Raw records
— START —

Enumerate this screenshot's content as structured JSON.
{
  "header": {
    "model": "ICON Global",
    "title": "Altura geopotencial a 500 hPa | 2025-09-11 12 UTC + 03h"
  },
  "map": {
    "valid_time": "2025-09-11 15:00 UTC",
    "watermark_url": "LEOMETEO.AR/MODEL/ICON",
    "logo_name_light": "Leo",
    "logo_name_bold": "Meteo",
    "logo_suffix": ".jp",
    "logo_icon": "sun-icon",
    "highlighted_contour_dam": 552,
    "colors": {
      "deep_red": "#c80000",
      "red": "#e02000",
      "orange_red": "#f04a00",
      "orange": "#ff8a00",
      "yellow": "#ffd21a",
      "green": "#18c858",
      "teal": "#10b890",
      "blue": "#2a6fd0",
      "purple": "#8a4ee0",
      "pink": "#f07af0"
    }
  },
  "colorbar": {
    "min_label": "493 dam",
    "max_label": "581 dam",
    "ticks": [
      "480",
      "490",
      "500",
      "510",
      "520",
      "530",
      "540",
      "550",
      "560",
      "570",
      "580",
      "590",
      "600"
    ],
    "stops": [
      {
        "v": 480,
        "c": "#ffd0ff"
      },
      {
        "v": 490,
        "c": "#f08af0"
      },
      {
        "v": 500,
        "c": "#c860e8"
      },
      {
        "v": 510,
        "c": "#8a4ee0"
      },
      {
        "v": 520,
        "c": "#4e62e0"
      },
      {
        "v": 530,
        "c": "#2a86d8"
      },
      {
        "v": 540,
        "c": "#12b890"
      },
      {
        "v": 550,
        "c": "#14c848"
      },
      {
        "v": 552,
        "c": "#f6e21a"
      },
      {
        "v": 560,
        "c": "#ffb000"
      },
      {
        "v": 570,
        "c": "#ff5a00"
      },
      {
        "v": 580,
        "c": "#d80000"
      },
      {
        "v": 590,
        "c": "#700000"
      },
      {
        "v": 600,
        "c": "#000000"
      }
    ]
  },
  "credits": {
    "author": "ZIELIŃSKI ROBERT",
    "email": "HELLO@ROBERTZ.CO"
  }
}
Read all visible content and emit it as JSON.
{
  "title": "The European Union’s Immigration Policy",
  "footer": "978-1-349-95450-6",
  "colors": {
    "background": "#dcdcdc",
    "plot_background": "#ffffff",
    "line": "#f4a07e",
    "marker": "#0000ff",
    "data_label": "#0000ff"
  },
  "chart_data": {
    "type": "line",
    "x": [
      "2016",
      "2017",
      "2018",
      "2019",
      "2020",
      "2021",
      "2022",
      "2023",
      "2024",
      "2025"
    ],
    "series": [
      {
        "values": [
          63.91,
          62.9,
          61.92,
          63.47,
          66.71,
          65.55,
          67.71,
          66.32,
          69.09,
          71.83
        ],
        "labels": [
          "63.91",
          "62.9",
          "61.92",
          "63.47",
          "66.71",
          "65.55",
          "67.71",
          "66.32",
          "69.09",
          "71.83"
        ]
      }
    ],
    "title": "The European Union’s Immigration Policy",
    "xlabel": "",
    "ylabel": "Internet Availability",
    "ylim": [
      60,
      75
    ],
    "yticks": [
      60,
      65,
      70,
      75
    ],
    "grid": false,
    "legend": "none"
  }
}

— END —

◆ Instructions to follow:
Please reproduce the entire listing, exactly as shown.

◆ Finished exercise:
Enumerate this screenshot's content as structured JSON.
{
  "header": {
    "model": "ICON Global",
    "title": "Altura geopotencial a 500 hPa | 2025-09-11 12 UTC + 03h"
  },
  "map": {
    "valid_time": "2025-09-11 15:00 UTC",
    "watermark_url": "LEOMETEO.AR/MODEL/ICON",
    "logo_name_light": "Leo",
    "logo_name_bold": "Meteo",
    "logo_suffix": ".jp",
    "logo_icon": "sun-icon",
    "highlighted_contour_dam": 552,
    "colors": {
      "deep_red": "#c80000",
      "red": "#e02000",
      "orange_red": "#f04a00",
      "orange": "#ff8a00",
      "yellow": "#ffd21a",
      "green": "#18c858",
      "teal": "#10b890",
      "blue": "#2a6fd0",
      "purple": "#8a4ee0",
      "pink": "#f07af0"
    }
  },
  "colorbar": {
    "min_label": "493 dam",
    "max_label": "581 dam",
    "ticks": [
      "480",
      "490",
      "500",
      "510",
      "520",
      "530",
      "540",
      "550",
      "560",
      "570",
      "580",
      "590",
      "600"
    ],
    "stops": [
      {
        "v": 480,
        "c": "#ffd0ff"
      },
      {
        "v": 490,
        "c": "#f08af0"
      },
      {
        "v": 500,
        "c": "#c860e8"
      },
      {
        "v": 510,
        "c": "#8a4ee0"
      },
      {
        "v": 520,
        "c": "#4e62e0"
      },
      {
        "v": 530,
        "c": "#2a86d8"
      },
      {
        "v": 540,
        "c": "#12b890"
      },
      {
        "v": 550,
        "c": "#14c848"
      },
      {
        "v": 552,
        "c": "#f6e21a"
      },
      {
        "v": 560,
        "c": "#ffb000"
      },
      {
        "v": 570,
        "c": "#ff5a00"
      },
      {
        "v": 580,
        "c": "#d80000"
      },
      {
        "v": 590,
        "c": "#700000"
      },
      {
        "v": 600,
        "c": "#000000"
      }
    ]
  },
  "credits": {
    "author": "ZIELIŃSKI ROBERT",
    "email": "HELLO@ROBERTZ.CO"
  }
}
Read all visible content and emit it as JSON.
{
  "title": "The European Union’s Immigration Policy",
  "footer": "978-1-349-95450-6",
  "colors": {
    "background": "#dcdcdc",
    "plot_background": "#ffffff",
    "line": "#f4a07e",
    "marker": "#0000ff",
    "data_label": "#0000ff"
  },
  "chart_data": {
    "type": "line",
    "x": [
      "2016",
      "2017",
      "2018",
      "2019",
      "2020",
      "2021",
      "2022",
      "2023",
      "2024",
      "2025"
    ],
    "series": [
      {
        "values": [
          63.91,
          62.9,
          61.92,
          63.47,
          66.71,
          65.55,
          67.71,
          66.32,
          69.09,
          71.83
        ],
        "labels": [
          "63.91",
          "62.9",
          "61.92",
          "63.47",
          "66.71",
          "65.55",
          "67.71",
          "66.32",
          "69.09",
          "71.83"
        ]
      }
    ],
    "title": "The European Union’s Immigration Policy",
    "xlabel": "",
    "ylabel": "Internet Availability",
    "ylim": [
      60,
      75
    ],
    "yticks": [
      60,
      65,
      70,
      75
    ],
    "grid": false,
    "legend": "none"
  }
}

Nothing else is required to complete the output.